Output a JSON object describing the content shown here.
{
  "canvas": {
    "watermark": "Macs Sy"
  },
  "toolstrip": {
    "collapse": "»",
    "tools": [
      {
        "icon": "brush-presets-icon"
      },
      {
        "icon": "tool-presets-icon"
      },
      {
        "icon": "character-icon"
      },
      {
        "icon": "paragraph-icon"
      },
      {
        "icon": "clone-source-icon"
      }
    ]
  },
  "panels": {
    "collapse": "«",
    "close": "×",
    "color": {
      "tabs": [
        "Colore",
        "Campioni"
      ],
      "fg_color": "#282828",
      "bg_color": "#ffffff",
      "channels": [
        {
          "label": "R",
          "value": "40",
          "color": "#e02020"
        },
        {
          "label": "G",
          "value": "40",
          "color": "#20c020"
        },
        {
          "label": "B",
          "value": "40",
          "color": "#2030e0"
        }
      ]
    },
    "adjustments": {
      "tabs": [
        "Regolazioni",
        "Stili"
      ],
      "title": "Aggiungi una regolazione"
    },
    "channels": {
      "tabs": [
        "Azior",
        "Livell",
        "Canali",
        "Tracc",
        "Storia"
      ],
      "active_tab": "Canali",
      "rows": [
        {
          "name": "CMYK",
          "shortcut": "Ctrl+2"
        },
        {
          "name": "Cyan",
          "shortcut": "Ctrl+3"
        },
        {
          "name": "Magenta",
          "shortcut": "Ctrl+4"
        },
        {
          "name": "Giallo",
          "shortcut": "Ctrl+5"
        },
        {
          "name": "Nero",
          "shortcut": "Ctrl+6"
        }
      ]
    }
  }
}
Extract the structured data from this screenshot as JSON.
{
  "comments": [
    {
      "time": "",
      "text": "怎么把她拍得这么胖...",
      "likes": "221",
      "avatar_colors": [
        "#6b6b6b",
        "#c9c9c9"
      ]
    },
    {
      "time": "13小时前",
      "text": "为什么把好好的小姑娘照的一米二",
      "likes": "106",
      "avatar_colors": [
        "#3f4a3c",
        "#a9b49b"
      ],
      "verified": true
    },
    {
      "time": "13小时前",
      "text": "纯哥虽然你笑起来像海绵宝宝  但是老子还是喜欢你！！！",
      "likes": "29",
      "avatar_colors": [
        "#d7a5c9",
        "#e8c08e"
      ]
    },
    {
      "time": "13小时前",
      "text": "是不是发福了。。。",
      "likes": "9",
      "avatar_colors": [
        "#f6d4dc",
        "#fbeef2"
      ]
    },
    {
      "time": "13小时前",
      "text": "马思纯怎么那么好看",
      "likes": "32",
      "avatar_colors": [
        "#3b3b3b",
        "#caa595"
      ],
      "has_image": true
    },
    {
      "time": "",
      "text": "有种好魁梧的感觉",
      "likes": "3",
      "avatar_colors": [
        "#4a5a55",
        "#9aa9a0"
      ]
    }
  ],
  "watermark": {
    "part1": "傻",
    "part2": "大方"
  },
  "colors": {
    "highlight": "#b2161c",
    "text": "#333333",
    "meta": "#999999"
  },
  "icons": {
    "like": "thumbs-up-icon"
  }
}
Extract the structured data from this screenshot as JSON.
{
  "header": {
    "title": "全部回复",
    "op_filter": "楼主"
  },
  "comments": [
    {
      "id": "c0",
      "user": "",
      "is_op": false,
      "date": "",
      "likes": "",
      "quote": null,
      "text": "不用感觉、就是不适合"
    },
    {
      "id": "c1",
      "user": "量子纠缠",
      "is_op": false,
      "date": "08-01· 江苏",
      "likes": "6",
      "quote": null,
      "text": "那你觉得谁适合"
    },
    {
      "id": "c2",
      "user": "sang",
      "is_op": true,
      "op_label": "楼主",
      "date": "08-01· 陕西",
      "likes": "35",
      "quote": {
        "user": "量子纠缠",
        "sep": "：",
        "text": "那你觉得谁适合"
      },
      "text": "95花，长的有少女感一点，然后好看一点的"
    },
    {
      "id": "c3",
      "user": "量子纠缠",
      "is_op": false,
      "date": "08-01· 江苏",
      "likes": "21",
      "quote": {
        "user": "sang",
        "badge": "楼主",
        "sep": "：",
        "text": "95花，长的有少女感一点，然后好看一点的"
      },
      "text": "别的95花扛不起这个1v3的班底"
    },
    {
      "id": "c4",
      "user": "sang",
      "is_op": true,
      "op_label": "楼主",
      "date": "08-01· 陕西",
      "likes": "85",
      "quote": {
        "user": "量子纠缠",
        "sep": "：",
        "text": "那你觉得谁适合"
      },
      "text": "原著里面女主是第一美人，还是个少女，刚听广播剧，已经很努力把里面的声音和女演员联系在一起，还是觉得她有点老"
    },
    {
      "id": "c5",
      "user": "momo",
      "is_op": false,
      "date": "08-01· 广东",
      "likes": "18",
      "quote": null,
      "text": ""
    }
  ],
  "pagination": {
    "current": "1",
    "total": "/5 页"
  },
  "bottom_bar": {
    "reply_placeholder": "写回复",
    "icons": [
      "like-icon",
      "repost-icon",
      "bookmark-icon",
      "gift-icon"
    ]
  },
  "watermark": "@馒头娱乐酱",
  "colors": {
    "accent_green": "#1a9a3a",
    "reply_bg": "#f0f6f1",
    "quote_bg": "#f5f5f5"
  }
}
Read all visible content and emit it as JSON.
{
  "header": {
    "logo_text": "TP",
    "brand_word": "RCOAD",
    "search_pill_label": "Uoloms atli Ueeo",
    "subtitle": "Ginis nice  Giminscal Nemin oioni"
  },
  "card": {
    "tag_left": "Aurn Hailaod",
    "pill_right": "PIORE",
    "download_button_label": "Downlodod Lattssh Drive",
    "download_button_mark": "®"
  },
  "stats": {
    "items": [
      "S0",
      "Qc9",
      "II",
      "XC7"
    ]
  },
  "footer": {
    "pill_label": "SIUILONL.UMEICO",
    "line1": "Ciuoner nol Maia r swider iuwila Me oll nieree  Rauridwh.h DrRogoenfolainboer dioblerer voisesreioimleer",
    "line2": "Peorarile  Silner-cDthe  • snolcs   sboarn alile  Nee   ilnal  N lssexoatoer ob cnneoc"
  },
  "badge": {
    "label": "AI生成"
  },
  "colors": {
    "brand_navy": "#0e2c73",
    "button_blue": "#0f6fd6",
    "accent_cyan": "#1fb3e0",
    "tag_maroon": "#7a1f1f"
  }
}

→ **What you have to do**
Extract the complete data, matching each line exactly.

→ **Written solution**
Output a JSON object describing the content shown here.
{
  "canvas": {
    "watermark": "Macs Sy"
  },
  "toolstrip": {
    "collapse": "»",
    "tools": [
      {
        "icon": "brush-presets-icon"
      },
      {
        "icon": "tool-presets-icon"
      },
      {
        "icon": "character-icon"
      },
      {
        "icon": "paragraph-icon"
      },
      {
        "icon": "clone-source-icon"
      }
    ]
  },
  "panels": {
    "collapse": "«",
    "close": "×",
    "color": {
      "tabs": [
        "Colore",
        "Campioni"
      ],
      "fg_color": "#282828",
      "bg_color": "#ffffff",
      "channels": [
        {
          "label": "R",
          "value": "40",
          "color": "#e02020"
        },
        {
          "label": "G",
          "value": "40",
          "color": "#20c020"
        },
        {
          "label": "B",
          "value": "40",
          "color": "#2030e0"
        }
      ]
    },
    "adjustments": {
      "tabs": [
        "Regolazioni",
        "Stili"
      ],
      "title": "Aggiungi una regolazione"
    },
    "channels": {
      "tabs": [
        "Azior",
        "Livell",
        "Canali",
        "Tracc",
        "Storia"
      ],
      "active_tab": "Canali",
      "rows": [
        {
          "name": "CMYK",
          "shortcut": "Ctrl+2"
        },
        {
          "name": "Cyan",
          "shortcut": "Ctrl+3"
        },
        {
          "name": "Magenta",
          "shortcut": "Ctrl+4"
        },
        {
          "name": "Giallo",
          "shortcut": "Ctrl+5"
        },
        {
          "name": "Nero",
          "shortcut": "Ctrl+6"
        }
      ]
    }
  }
}
Extract the structured data from this screenshot as JSON.
{
  "comments": [
    {
      "time": "",
      "text": "怎么把她拍得这么胖...",
      "likes": "221",
      "avatar_colors": [
        "#6b6b6b",
        "#c9c9c9"
      ]
    },
    {
      "time": "13小时前",
      "text": "为什么把好好的小姑娘照的一米二",
      "likes": "106",
      "avatar_colors": [
        "#3f4a3c",
        "#a9b49b"
      ],
      "verified": true
    },
    {
      "time": "13小时前",
      "text": "纯哥虽然你笑起来像海绵宝宝  但是老子还是喜欢你！！！",
      "likes": "29",
      "avatar_colors": [
        "#d7a5c9",
        "#e8c08e"
      ]
    },
    {
      "time": "13小时前",
      "text": "是不是发福了。。。",
      "likes": "9",
      "avatar_colors": [
        "#f6d4dc",
        "#fbeef2"
      ]
    },
    {
      "time": "13小时前",
      "text": "马思纯怎么那么好看",
      "likes": "32",
      "avatar_colors": [
        "#3b3b3b",
        "#caa595"
      ],
      "has_image": true
    },
    {
      "time": "",
      "text": "有种好魁梧的感觉",
      "likes": "3",
      "avatar_colors": [
        "#4a5a55",
        "#9aa9a0"
      ]
    }
  ],
  "watermark": {
    "part1": "傻",
    "part2": "大方"
  },
  "colors": {
    "highlight": "#b2161c",
    "text": "#333333",
    "meta": "#999999"
  },
  "icons": {
    "like": "thumbs-up-icon"
  }
}
Extract the structured data from this screenshot as JSON.
{
  "header": {
    "title": "全部回复",
    "op_filter": "楼主"
  },
  "comments": [
    {
      "id": "c0",
      "user": "",
      "is_op": false,
      "date": "",
      "likes": "",
      "quote": null,
      "text": "不用感觉、就是不适合"
    },
    {
      "id": "c1",
      "user": "量子纠缠",
      "is_op": false,
      "date": "08-01· 江苏",
      "likes": "6",
      "quote": null,
      "text": "那你觉得谁适合"
    },
    {
      "id": "c2",
      "user": "sang",
      "is_op": true,
      "op_label": "楼主",
      "date": "08-01· 陕西",
      "likes": "35",
      "quote": {
        "user": "量子纠缠",
        "sep": "：",
        "text": "那你觉得谁适合"
      },
      "text": "95花，长的有少女感一点，然后好看一点的"
    },
    {
      "id": "c3",
      "user": "量子纠缠",
      "is_op": false,
      "date": "08-01· 江苏",
      "likes": "21",
      "quote": {
        "user": "sang",
        "badge": "楼主",
        "sep": "：",
        "text": "95花，长的有少女感一点，然后好看一点的"
      },
      "text": "别的95花扛不起这个1v3的班底"
    },
    {
      "id": "c4",
      "user": "sang",
      "is_op": true,
      "op_label": "楼主",
      "date": "08-01· 陕西",
      "likes": "85",
      "quote": {
        "user": "量子纠缠",
        "sep": "：",
        "text": "那你觉得谁适合"
      },
      "text": "原著里面女主是第一美人，还是个少女，刚听广播剧，已经很努力把里面的声音和女演员联系在一起，还是觉得她有点老"
    },
    {
      "id": "c5",
      "user": "momo",
      "is_op": false,
      "date": "08-01· 广东",
      "likes": "18",
      "quote": null,
      "text": ""
    }
  ],
  "pagination": {
    "current": "1",
    "total": "/5 页"
  },
  "bottom_bar": {
    "reply_placeholder": "写回复",
    "icons": [
      "like-icon",
      "repost-icon",
      "bookmark-icon",
      "gift-icon"
    ]
  },
  "watermark": "@馒头娱乐酱",
  "colors": {
    "accent_green": "#1a9a3a",
    "reply_bg": "#f0f6f1",
    "quote_bg": "#f5f5f5"
  }
}
Read all visible content and emit it as JSON.
{
  "header": {
    "logo_text": "TP",
    "brand_word": "RCOAD",
    "search_pill_label": "Uoloms atli Ueeo",
    "subtitle": "Ginis nice  Giminscal Nemin oioni"
  },
  "card": {
    "tag_left": "Aurn Hailaod",
    "pill_right": "PIORE",
    "download_button_label": "Downlodod Lattssh Drive",
    "download_button_mark": "®"
  },
  "stats": {
    "items": [
      "S0",
      "Qc9",
      "II",
      "XC7"
    ]
  },
  "footer": {
    "pill_label": "SIUILONL.UMEICO",
    "line1": "Ciuoner nol Maia r swider iuwila Me oll nieree  Rauridwh.h DrRogoenfolainboer dioblerer voisesreioimleer",
    "line2": "Peorarile  Silner-cDthe  • snolcs   sboarn alile  Nee   ilnal  N lssexoatoer ob cnneoc"
  },
  "badge": {
    "label": "AI生成"
  },
  "colors": {
    "brand_navy": "#0e2c73",
    "button_blue": "#0f6fd6",
    "accent_cyan": "#1fb3e0",
    "tag_maroon": "#7a1f1f"
  }
}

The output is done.